━━━━━ Records to use

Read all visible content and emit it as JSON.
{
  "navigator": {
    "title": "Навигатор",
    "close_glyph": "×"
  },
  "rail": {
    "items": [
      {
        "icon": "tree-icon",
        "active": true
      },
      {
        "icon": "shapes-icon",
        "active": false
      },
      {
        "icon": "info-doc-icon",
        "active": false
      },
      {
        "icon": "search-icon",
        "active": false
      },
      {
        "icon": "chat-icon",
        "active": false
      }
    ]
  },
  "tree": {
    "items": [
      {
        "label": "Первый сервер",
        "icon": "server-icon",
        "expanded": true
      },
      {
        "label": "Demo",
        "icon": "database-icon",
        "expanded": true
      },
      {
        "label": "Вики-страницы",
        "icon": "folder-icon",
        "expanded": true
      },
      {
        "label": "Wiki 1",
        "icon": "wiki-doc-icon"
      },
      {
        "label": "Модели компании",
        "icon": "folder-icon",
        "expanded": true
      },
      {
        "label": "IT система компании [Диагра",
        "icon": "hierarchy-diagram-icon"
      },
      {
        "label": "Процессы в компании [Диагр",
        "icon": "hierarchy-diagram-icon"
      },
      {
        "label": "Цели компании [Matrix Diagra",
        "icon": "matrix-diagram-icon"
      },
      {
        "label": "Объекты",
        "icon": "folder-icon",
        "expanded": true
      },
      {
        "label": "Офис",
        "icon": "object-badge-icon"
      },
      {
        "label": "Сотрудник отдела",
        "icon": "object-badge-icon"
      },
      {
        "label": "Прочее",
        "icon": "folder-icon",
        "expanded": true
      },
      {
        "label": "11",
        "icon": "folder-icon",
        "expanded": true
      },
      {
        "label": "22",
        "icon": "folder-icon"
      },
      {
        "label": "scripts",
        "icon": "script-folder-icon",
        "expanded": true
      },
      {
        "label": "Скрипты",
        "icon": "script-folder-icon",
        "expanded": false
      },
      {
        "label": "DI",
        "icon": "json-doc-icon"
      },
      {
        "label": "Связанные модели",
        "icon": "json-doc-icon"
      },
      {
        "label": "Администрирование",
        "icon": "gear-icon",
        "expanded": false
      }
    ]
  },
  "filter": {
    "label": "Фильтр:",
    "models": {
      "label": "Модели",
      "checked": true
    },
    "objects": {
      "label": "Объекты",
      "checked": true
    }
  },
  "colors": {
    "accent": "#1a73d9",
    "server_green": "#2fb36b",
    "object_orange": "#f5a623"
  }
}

━━━━━━━━━━

• [Requirement]: Each line of the material should be echoed exactly.

• [Answer below]:
Read all visible content and emit it as JSON.
{
  "navigator": {
    "title": "Навигатор",
    "close_glyph": "×"
  },
  "rail": {
    "items": [
      {
        "icon": "tree-icon",
        "active": true
      },
      {
        "icon": "shapes-icon",
        "active": false
      },
      {
        "icon": "info-doc-icon",
        "active": false
      },
      {
        "icon": "search-icon",
        "active": false
      },
      {
        "icon": "chat-icon",
        "active": false
      }
    ]
  },
  "tree": {
    "items": [
      {
        "label": "Первый сервер",
        "icon": "server-icon",
        "expanded": true
      },
      {
        "label": "Demo",
        "icon": "database-icon",
        "expanded": true
      },
      {
        "label": "Вики-страницы",
        "icon": "folder-icon",
        "expanded": true
      },
      {
        "label": "Wiki 1",
        "icon": "wiki-doc-icon"
      },
      {
        "label": "Модели компании",
        "icon": "folder-icon",
        "expanded": true
      },
      {
        "label": "IT система компании [Диагра",
        "icon": "hierarchy-diagram-icon"
      },
      {
        "label": "Процессы в компании [Диагр",
        "icon": "hierarchy-diagram-icon"
      },
      {
        "label": "Цели компании [Matrix Diagra",
        "icon": "matrix-diagram-icon"
      },
      {
        "label": "Объекты",
        "icon": "folder-icon",
        "expanded": true
      },
      {
        "label": "Офис",
        "icon": "object-badge-icon"
      },
      {
        "label": "Сотрудник отдела",
        "icon": "object-badge-icon"
      },
      {
        "label": "Прочее",
        "icon": "folder-icon",
        "expanded": true
      },
      {
        "label": "11",
        "icon": "folder-icon",
        "expanded": true
      },
      {
        "label": "22",
        "icon": "folder-icon"
      },
      {
        "label": "scripts",
        "icon": "script-folder-icon",
        "expanded": true
      },
      {
        "label": "Скрипты",
        "icon": "script-folder-icon",
        "expanded": false
      },
      {
        "label": "DI",
        "icon": "json-doc-icon"
      },
      {
        "label": "Связанные модели",
        "icon": "json-doc-icon"
      },
      {
        "label": "Администрирование",
        "icon": "gear-icon",
        "expanded": false
      }
    ]
  },
  "filter": {
    "label": "Фильтр:",
    "models": {
      "label": "Модели",
      "checked": true
    },
    "objects": {
      "label": "Объекты",
      "checked": true
    }
  },
  "colors": {
    "accent": "#1a73d9",
    "server_green": "#2fb36b",
    "object_orange": "#f5a623"
  }
}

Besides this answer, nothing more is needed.